→ **Recorded data**:
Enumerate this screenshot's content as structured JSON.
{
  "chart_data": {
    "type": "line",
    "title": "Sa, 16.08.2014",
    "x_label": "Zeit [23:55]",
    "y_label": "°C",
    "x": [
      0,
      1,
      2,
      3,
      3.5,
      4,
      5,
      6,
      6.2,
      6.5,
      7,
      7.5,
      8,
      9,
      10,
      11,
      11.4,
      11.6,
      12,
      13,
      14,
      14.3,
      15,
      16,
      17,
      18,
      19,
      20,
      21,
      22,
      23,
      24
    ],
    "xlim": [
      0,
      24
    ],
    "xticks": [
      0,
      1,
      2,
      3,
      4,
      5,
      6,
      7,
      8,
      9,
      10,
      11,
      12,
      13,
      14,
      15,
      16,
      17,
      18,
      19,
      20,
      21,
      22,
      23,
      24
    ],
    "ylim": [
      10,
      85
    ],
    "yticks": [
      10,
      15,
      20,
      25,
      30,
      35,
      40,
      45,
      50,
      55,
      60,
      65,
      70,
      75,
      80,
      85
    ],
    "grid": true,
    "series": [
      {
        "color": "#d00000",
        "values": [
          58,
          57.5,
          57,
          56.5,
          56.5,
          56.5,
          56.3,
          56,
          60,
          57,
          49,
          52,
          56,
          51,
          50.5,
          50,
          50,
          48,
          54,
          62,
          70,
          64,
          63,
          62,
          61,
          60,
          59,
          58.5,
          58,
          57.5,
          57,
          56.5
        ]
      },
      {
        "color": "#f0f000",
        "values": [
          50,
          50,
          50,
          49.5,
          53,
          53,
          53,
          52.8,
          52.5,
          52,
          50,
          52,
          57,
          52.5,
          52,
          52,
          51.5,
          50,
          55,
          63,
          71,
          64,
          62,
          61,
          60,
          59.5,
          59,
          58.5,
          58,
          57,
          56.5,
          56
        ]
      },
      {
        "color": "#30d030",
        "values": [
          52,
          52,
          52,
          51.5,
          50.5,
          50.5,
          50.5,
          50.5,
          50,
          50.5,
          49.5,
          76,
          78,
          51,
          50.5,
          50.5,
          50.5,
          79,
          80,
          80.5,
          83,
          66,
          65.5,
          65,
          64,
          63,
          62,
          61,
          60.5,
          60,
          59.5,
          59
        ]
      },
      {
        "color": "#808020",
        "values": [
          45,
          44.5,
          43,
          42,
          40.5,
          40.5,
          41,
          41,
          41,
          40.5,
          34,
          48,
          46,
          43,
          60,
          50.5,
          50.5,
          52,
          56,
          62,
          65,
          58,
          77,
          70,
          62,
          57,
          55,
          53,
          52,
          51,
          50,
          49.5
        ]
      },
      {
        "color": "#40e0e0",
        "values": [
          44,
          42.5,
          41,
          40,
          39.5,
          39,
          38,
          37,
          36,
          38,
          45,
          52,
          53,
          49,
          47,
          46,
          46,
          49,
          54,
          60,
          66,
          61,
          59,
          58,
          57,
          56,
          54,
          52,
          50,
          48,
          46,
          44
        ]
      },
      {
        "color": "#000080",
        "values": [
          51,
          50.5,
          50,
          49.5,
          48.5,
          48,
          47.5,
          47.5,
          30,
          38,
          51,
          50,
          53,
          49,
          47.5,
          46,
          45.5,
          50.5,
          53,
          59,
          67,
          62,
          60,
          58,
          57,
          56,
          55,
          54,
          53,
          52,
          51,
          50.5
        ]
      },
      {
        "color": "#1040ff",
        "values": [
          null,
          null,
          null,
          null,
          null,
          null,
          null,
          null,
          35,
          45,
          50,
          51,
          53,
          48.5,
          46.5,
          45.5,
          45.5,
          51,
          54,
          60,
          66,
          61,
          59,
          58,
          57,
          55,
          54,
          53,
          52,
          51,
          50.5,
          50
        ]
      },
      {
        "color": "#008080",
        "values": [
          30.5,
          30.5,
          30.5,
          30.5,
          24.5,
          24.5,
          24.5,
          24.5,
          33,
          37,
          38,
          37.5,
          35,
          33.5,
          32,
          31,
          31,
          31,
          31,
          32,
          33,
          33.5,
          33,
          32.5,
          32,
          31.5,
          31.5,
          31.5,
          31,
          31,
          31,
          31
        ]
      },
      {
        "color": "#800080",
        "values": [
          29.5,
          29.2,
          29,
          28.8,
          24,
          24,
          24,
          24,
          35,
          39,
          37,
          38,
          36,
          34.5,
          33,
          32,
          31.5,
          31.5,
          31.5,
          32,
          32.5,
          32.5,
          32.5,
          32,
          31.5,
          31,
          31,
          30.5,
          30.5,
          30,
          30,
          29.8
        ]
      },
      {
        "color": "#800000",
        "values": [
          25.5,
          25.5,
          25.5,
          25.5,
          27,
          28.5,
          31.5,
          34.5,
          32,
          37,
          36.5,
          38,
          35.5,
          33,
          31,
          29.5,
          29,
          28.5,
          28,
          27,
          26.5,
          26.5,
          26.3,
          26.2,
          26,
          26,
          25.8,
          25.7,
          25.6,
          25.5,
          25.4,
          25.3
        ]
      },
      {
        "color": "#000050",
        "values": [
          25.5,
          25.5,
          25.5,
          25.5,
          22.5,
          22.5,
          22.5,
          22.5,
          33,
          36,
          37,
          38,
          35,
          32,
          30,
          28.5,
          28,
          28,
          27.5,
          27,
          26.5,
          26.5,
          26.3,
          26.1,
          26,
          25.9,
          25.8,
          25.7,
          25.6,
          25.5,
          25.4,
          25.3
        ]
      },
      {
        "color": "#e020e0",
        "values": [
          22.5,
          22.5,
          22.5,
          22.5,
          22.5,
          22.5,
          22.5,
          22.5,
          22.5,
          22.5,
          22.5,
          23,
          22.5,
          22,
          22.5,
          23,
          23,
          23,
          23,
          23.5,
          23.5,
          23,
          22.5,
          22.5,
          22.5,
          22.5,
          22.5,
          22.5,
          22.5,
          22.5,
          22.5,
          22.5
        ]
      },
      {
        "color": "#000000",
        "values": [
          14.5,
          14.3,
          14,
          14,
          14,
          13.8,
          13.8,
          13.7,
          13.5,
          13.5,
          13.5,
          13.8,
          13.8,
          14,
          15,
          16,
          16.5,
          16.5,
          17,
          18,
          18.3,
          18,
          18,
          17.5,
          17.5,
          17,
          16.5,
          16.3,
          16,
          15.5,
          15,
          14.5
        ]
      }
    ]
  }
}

→ **Exercise goal**: Return every entry exactly as given.

→ **Written response**:
Enumerate this screenshot's content as structured JSON.
{
  "chart_data": {
    "type": "line",
    "title": "Sa, 16.08.2014",
    "x_label": "Zeit [23:55]",
    "y_label": "°C",
    "x": [
      0,
      1,
      2,
      3,
      3.5,
      4,
      5,
      6,
      6.2,
      6.5,
      7,
      7.5,
      8,
      9,
      10,
      11,
      11.4,
      11.6,
      12,
      13,
      14,
      14.3,
      15,
      16,
      17,
      18,
      19,
      20,
      21,
      22,
      23,
      24
    ],
    "xlim": [
      0,
      24
    ],
    "xticks": [
      0,
      1,
      2,
      3,
      4,
      5,
      6,
      7,
      8,
      9,
      10,
      11,
      12,
      13,
      14,
      15,
      16,
      17,
      18,
      19,
      20,
      21,
      22,
      23,
      24
    ],
    "ylim": [
      10,
      85
    ],
    "yticks": [
      10,
      15,
      20,
      25,
      30,
      35,
      40,
      45,
      50,
      55,
      60,
      65,
      70,
      75,
      80,
      85
    ],
    "grid": true,
    "series": [
      {
        "color": "#d00000",
        "values": [
          58,
          57.5,
          57,
          56.5,
          56.5,
          56.5,
          56.3,
          56,
          60,
          57,
          49,
          52,
          56,
          51,
          50.5,
          50,
          50,
          48,
          54,
          62,
          70,
          64,
          63,
          62,
          61,
          60,
          59,
          58.5,
          58,
          57.5,
          57,
          56.5
        ]
      },
      {
        "color": "#f0f000",
        "values": [
          50,
          50,
          50,
          49.5,
          53,
          53,
          53,
          52.8,
          52.5,
          52,
          50,
          52,
          57,
          52.5,
          52,
          52,
          51.5,
          50,
          55,
          63,
          71,
          64,
          62,
          61,
          60,
          59.5,
          59,
          58.5,
          58,
          57,
          56.5,
          56
        ]
      },
      {
        "color": "#30d030",
        "values": [
          52,
          52,
          52,
          51.5,
          50.5,
          50.5,
          50.5,
          50.5,
          50,
          50.5,
          49.5,
          76,
          78,
          51,
          50.5,
          50.5,
          50.5,
          79,
          80,
          80.5,
          83,
          66,
          65.5,
          65,
          64,
          63,
          62,
          61,
          60.5,
          60,
          59.5,
          59
        ]
      },
      {
        "color": "#808020",
        "values": [
          45,
          44.5,
          43,
          42,
          40.5,
          40.5,
          41,
          41,
          41,
          40.5,
          34,
          48,
          46,
          43,
          60,
          50.5,
          50.5,
          52,
          56,
          62,
          65,
          58,
          77,
          70,
          62,
          57,
          55,
          53,
          52,
          51,
          50,
          49.5
        ]
      },
      {
        "color": "#40e0e0",
        "values": [
          44,
          42.5,
          41,
          40,
          39.5,
          39,
          38,
          37,
          36,
          38,
          45,
          52,
          53,
          49,
          47,
          46,
          46,
          49,
          54,
          60,
          66,
          61,
          59,
          58,
          57,
          56,
          54,
          52,
          50,
          48,
          46,
          44
        ]
      },
      {
        "color": "#000080",
        "values": [
          51,
          50.5,
          50,
          49.5,
          48.5,
          48,
          47.5,
          47.5,
          30,
          38,
          51,
          50,
          53,
          49,
          47.5,
          46,
          45.5,
          50.5,
          53,
          59,
          67,
          62,
          60,
          58,
          57,
          56,
          55,
          54,
          53,
          52,
          51,
          50.5
        ]
      },
      {
        "color": "#1040ff",
        "values": [
          null,
          null,
          null,
          null,
          null,
          null,
          null,
          null,
          35,
          45,
          50,
          51,
          53,
          48.5,
          46.5,
          45.5,
          45.5,
          51,
          54,
          60,
          66,
          61,
          59,
          58,
          57,
          55,
          54,
          53,
          52,
          51,
          50.5,
          50
        ]
      },
      {
        "color": "#008080",
        "values": [
          30.5,
          30.5,
          30.5,
          30.5,
          24.5,
          24.5,
          24.5,
          24.5,
          33,
          37,
          38,
          37.5,
          35,
          33.5,
          32,
          31,
          31,
          31,
          31,
          32,
          33,
          33.5,
          33,
          32.5,
          32,
          31.5,
          31.5,
          31.5,
          31,
          31,
          31,
          31
        ]
      },
      {
        "color": "#800080",
        "values": [
          29.5,
          29.2,
          29,
          28.8,
          24,
          24,
          24,
          24,
          35,
          39,
          37,
          38,
          36,
          34.5,
          33,
          32,
          31.5,
          31.5,
          31.5,
          32,
          32.5,
          32.5,
          32.5,
          32,
          31.5,
          31,
          31,
          30.5,
          30.5,
          30,
          30,
          29.8
        ]
      },
      {
        "color": "#800000",
        "values": [
          25.5,
          25.5,
          25.5,
          25.5,
          27,
          28.5,
          31.5,
          34.5,
          32,
          37,
          36.5,
          38,
          35.5,
          33,
          31,
          29.5,
          29,
          28.5,
          28,
          27,
          26.5,
          26.5,
          26.3,
          26.2,
          26,
          26,
          25.8,
          25.7,
          25.6,
          25.5,
          25.4,
          25.3
        ]
      },
      {
        "color": "#000050",
        "values": [
          25.5,
          25.5,
          25.5,
          25.5,
          22.5,
          22.5,
          22.5,
          22.5,
          33,
          36,
          37,
          38,
          35,
          32,
          30,
          28.5,
          28,
          28,
          27.5,
          27,
          26.5,
          26.5,
          26.3,
          26.1,
          26,
          25.9,
          25.8,
          25.7,
          25.6,
          25.5,
          25.4,
          25.3
        ]
      },
      {
        "color": "#e020e0",
        "values": [
          22.5,
          22.5,
          22.5,
          22.5,
          22.5,
          22.5,
          22.5,
          22.5,
          22.5,
          22.5,
          22.5,
          23,
          22.5,
          22,
          22.5,
          23,
          23,
          23,
          23,
          23.5,
          23.5,
          23,
          22.5,
          22.5,
          22.5,
          22.5,
          22.5,
          22.5,
          22.5,
          22.5,
          22.5,
          22.5
        ]
      },
      {
        "color": "#000000",
        "values": [
          14.5,
          14.3,
          14,
          14,
          14,
          13.8,
          13.8,
          13.7,
          13.5,
          13.5,
          13.5,
          13.8,
          13.8,
          14,
          15,
          16,
          16.5,
          16.5,
          17,
          18,
          18.3,
          18,
          18,
          17.5,
          17.5,
          17,
          16.5,
          16.3,
          16,
          15.5,
          15,
          14.5
        ]
      }
    ]
  }
}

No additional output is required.